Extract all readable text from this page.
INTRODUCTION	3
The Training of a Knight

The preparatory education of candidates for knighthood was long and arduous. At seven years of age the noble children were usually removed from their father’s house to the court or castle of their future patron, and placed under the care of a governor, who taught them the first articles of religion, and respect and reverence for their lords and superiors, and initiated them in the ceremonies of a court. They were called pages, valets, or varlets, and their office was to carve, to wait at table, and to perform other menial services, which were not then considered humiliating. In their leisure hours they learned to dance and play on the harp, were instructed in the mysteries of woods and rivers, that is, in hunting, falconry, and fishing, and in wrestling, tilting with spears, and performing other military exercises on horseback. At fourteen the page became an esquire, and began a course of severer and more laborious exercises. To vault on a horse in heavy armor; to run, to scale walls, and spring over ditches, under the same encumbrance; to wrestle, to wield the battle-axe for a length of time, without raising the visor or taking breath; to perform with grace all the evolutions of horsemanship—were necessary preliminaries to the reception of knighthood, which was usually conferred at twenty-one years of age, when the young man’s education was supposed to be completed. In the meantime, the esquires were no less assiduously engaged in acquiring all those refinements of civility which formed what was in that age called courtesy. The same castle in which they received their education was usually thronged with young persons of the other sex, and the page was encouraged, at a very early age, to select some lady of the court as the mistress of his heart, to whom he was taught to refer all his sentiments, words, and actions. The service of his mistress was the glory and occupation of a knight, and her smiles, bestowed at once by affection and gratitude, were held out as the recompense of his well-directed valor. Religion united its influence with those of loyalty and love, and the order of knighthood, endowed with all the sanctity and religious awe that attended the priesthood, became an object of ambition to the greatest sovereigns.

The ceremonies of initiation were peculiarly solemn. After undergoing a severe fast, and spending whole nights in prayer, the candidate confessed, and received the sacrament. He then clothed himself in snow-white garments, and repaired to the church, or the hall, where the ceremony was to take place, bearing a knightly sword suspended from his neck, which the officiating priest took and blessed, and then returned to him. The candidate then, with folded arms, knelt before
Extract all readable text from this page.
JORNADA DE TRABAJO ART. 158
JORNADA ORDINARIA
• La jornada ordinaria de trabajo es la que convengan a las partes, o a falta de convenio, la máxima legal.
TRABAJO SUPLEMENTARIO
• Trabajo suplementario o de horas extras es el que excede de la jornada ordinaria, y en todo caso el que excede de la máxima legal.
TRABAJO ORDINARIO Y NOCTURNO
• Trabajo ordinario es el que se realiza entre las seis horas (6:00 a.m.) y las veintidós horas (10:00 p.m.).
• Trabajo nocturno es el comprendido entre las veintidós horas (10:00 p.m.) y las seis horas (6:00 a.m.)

—————

Report how many lines of the preceding records include "legal". Output the number only.

2